Scan the records below for lines with the word "Locked", then state how many you find and nothing else.

--------------------

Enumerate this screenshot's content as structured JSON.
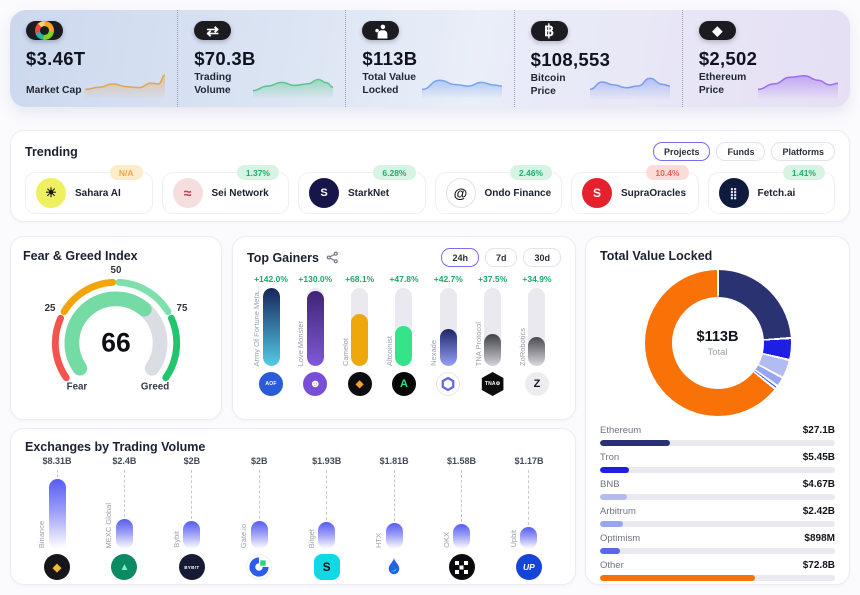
{
  "hero": {
    "cards": [
      {
        "label": "Market Cap",
        "value": "$3.46T",
        "icon": "market-cap-icon",
        "spark_color": "#e3a455",
        "spark": [
          [
            0,
            0.3
          ],
          [
            0.18,
            0.4
          ],
          [
            0.35,
            0.55
          ],
          [
            0.52,
            0.42
          ],
          [
            0.68,
            0.38
          ],
          [
            0.82,
            0.58
          ],
          [
            0.92,
            0.55
          ],
          [
            1,
            0.95
          ]
        ]
      },
      {
        "label": "Trading Volume",
        "value": "$70.3B",
        "icon": "swap-icon",
        "spark_color": "#58c68c",
        "spark": [
          [
            0,
            0.25
          ],
          [
            0.18,
            0.45
          ],
          [
            0.36,
            0.62
          ],
          [
            0.52,
            0.48
          ],
          [
            0.68,
            0.55
          ],
          [
            0.82,
            0.75
          ],
          [
            0.92,
            0.6
          ],
          [
            1,
            0.4
          ]
        ]
      },
      {
        "label": "Total Value Locked",
        "value": "$113B",
        "icon": "tvl-icon",
        "spark_color": "#78a4ef",
        "spark": [
          [
            0,
            0.3
          ],
          [
            0.22,
            0.72
          ],
          [
            0.42,
            0.52
          ],
          [
            0.58,
            0.45
          ],
          [
            0.74,
            0.62
          ],
          [
            0.9,
            0.5
          ],
          [
            1,
            0.45
          ]
        ]
      },
      {
        "label": "Bitcoin Price",
        "value": "$108,553",
        "icon": "bitcoin-icon",
        "spark_color": "#7b9af0",
        "spark": [
          [
            0,
            0.35
          ],
          [
            0.15,
            0.68
          ],
          [
            0.3,
            0.55
          ],
          [
            0.45,
            0.42
          ],
          [
            0.6,
            0.5
          ],
          [
            0.75,
            0.85
          ],
          [
            0.9,
            0.58
          ],
          [
            1,
            0.5
          ]
        ]
      },
      {
        "label": "Ethereum Price",
        "value": "$2,502",
        "icon": "ethereum-icon",
        "spark_color": "#9a6cf0",
        "spark": [
          [
            0,
            0.3
          ],
          [
            0.2,
            0.55
          ],
          [
            0.4,
            0.85
          ],
          [
            0.58,
            0.92
          ],
          [
            0.75,
            0.72
          ],
          [
            0.9,
            0.5
          ],
          [
            1,
            0.58
          ]
        ]
      }
    ]
  },
  "trending": {
    "title": "Trending",
    "filters": [
      {
        "label": "Projects",
        "active": true
      },
      {
        "label": "Funds",
        "active": false
      },
      {
        "label": "Platforms",
        "active": false
      }
    ],
    "items": [
      {
        "name": "Sahara AI",
        "change": "N/A",
        "change_type": "na",
        "icon": "sahara-ai-icon",
        "icon_bg": "#eef060",
        "icon_glyph": "☀",
        "icon_color": "#161616",
        "glyph_size": 13
      },
      {
        "name": "Sei Network",
        "change": "1.37%",
        "change_type": "up",
        "icon": "sei-network-icon",
        "icon_bg": "#f6dede",
        "icon_glyph": "≈",
        "icon_color": "#c23b4e",
        "glyph_size": 14
      },
      {
        "name": "StarkNet",
        "change": "6.28%",
        "change_type": "up",
        "icon": "starknet-icon",
        "icon_bg": "#16164a",
        "icon_glyph": "S",
        "icon_color": "#fff",
        "glyph_size": 11
      },
      {
        "name": "Ondo Finance",
        "change": "2.46%",
        "change_type": "up",
        "icon": "ondo-finance-icon",
        "icon_bg": "#ffffff",
        "icon_border": "#e2e2e8",
        "icon_glyph": "@",
        "icon_color": "#141414",
        "glyph_size": 14
      },
      {
        "name": "SupraOracles",
        "change": "10.4%",
        "change_type": "down",
        "icon": "supraoracles-icon",
        "icon_bg": "#e6212e",
        "icon_glyph": "S",
        "icon_color": "#fff",
        "glyph_size": 12
      },
      {
        "name": "Fetch.ai",
        "change": "1.41%",
        "change_type": "up",
        "icon": "fetch-ai-icon",
        "icon_bg": "#0e1b3d",
        "icon_glyph": "⣿",
        "icon_color": "#e8ecf5",
        "glyph_size": 11
      }
    ]
  },
  "fear_greed": {
    "title": "Fear & Greed Index",
    "value": 66,
    "ticks": [
      "25",
      "50",
      "75"
    ],
    "left_label": "Fear",
    "right_label": "Greed",
    "segment_colors": [
      "#f4544e",
      "#f2a50a",
      "#7fdfad",
      "#22c46d"
    ],
    "fill_color": "#74dba4",
    "track_color": "#dadde3"
  },
  "top_gainers": {
    "title": "Top Gainers",
    "ranges": [
      {
        "label": "24h",
        "active": true
      },
      {
        "label": "7d",
        "active": false
      },
      {
        "label": "30d",
        "active": false
      }
    ],
    "items": [
      {
        "name": "Army Of Fortune Meta...",
        "change": "+142.0%",
        "value": 142.0,
        "fill_top": "#17265c",
        "fill_bottom": "#53cbe6",
        "icon": "aof-icon",
        "icon_bg": "#2b5cd8",
        "icon_text": "AOF",
        "icon_color": "#fff"
      },
      {
        "name": "Love Monster",
        "change": "+130.0%",
        "value": 130.0,
        "fill_top": "#3f2575",
        "fill_bottom": "#8059d8",
        "icon": "love-monster-icon",
        "icon_bg": "#7a4fd8",
        "icon_glyph": "☻",
        "icon_color": "#fff",
        "glyph_size": 11
      },
      {
        "name": "Camelot",
        "change": "+68.1%",
        "value": 68.1,
        "fill_top": "#efa80b",
        "fill_bottom": "#efa80b",
        "icon": "camelot-icon",
        "icon_bg": "#0d0d0f",
        "icon_glyph": "◆",
        "icon_color": "#f0a12c",
        "glyph_size": 10
      },
      {
        "name": "Altcoinist",
        "change": "+47.8%",
        "value": 47.8,
        "fill_top": "#35e388",
        "fill_bottom": "#35e388",
        "icon": "altcoinist-icon",
        "icon_bg": "#070707",
        "icon_glyph": "A",
        "icon_color": "#2ee583",
        "glyph_size": 11
      },
      {
        "name": "Nexade",
        "change": "+42.7%",
        "value": 42.7,
        "fill_top": "#1d2668",
        "fill_bottom": "#97a0f5",
        "icon": "nexade-icon",
        "icon_bg": "#ffffff",
        "icon_border": "#e4e6f2",
        "icon_hex": "#5a67e8"
      },
      {
        "name": "TNA Protocol",
        "change": "+37.5%",
        "value": 37.5,
        "fill_top": "#3f3f46",
        "fill_bottom": "#d4d4da",
        "icon": "tna-protocol-icon",
        "icon_bg": "#0c0c0e",
        "icon_text": "TNA⚙",
        "icon_color": "#fff",
        "icon_shape": "hex"
      },
      {
        "name": "ZoRobotics",
        "change": "+34.9%",
        "value": 34.9,
        "fill_top": "#4a4a50",
        "fill_bottom": "#d8d8de",
        "icon": "zorobotics-icon",
        "icon_bg": "#ededf1",
        "icon_glyph": "Z",
        "icon_color": "#15151a",
        "glyph_size": 11
      }
    ]
  },
  "tvl": {
    "title": "Total Value Locked",
    "center_value": "$113B",
    "center_label": "Total",
    "items": [
      {
        "name": "Ethereum",
        "value": "$27.1B",
        "v": 27.1,
        "color": "#2b3272"
      },
      {
        "name": "Tron",
        "value": "$5.45B",
        "v": 5.45,
        "color": "#1e1ee4"
      },
      {
        "name": "BNB",
        "value": "$4.67B",
        "v": 4.67,
        "color": "#b2bcf2"
      },
      {
        "name": "Arbitrum",
        "value": "$2.42B",
        "v": 2.42,
        "color": "#98a5f0"
      },
      {
        "name": "Optimism",
        "value": "$898M",
        "v": 0.898,
        "color": "#5868e8"
      },
      {
        "name": "Other",
        "value": "$72.8B",
        "v": 72.8,
        "color": "#f87208"
      }
    ]
  },
  "exchanges": {
    "title": "Exchanges by Trading Volume",
    "items": [
      {
        "name": "Binance",
        "value": "$8.31B",
        "v": 8.31,
        "icon": "binance-icon"
      },
      {
        "name": "MEXC Global",
        "value": "$2.4B",
        "v": 2.4,
        "icon": "mexc-icon"
      },
      {
        "name": "Bybit",
        "value": "$2B",
        "v": 2.0,
        "icon": "bybit-icon"
      },
      {
        "name": "Gate.io",
        "value": "$2B",
        "v": 2.0,
        "icon": "gateio-icon"
      },
      {
        "name": "Bitget",
        "value": "$1.93B",
        "v": 1.93,
        "icon": "bitget-icon"
      },
      {
        "name": "HTX",
        "value": "$1.81B",
        "v": 1.81,
        "icon": "htx-icon"
      },
      {
        "name": "OKX",
        "value": "$1.58B",
        "v": 1.58,
        "icon": "okx-icon"
      },
      {
        "name": "Upbit",
        "value": "$1.17B",
        "v": 1.17,
        "icon": "upbit-icon"
      }
    ]
  }
}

--------------------

OUTPUT BELOW | 2